Dataset records
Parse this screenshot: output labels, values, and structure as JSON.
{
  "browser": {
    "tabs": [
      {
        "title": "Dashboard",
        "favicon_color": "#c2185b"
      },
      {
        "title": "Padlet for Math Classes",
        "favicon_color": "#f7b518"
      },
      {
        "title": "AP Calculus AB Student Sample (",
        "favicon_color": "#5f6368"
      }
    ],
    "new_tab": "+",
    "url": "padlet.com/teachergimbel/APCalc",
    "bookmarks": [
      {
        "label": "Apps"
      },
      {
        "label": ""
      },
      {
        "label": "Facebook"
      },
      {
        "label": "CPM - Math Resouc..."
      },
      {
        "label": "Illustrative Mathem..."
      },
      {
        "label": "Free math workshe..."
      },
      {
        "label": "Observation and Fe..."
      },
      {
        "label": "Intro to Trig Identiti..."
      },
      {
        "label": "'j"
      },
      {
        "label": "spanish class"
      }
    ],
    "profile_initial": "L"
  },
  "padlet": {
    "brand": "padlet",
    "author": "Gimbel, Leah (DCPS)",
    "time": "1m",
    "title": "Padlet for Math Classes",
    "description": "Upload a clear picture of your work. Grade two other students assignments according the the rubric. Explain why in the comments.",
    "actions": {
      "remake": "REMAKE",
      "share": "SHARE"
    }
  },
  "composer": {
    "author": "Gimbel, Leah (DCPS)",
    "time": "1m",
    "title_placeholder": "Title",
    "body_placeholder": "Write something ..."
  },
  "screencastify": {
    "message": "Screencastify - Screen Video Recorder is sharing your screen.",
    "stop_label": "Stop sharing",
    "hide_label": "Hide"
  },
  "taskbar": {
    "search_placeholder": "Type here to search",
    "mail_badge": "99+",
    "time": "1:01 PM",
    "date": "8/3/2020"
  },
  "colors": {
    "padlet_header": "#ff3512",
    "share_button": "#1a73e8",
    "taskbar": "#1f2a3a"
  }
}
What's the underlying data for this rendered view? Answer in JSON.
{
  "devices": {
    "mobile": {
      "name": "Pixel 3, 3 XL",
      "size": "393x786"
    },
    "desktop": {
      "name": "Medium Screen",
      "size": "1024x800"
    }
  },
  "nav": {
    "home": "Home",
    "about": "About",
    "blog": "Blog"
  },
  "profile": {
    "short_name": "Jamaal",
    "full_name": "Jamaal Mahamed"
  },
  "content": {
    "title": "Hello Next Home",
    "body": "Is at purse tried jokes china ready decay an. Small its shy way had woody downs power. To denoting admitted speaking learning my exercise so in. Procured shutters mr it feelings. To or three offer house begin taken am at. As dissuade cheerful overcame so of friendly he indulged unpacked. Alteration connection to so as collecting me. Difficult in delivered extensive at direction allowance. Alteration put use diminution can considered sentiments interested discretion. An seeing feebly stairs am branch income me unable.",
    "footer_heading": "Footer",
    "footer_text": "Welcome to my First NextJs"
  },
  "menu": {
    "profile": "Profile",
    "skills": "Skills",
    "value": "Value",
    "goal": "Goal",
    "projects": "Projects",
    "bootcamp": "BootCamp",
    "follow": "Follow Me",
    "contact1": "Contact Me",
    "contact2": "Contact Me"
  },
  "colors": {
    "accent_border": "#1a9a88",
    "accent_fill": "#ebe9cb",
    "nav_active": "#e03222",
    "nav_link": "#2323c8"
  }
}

GIVEN TASK: Pick out lines containing the word "sharing", each one as written.

SOLUTION TO THE EXERCISE:
    "message": "Screencastify - Screen Video Recorder is sharing your screen.",
    "stop_label": "Stop sharing",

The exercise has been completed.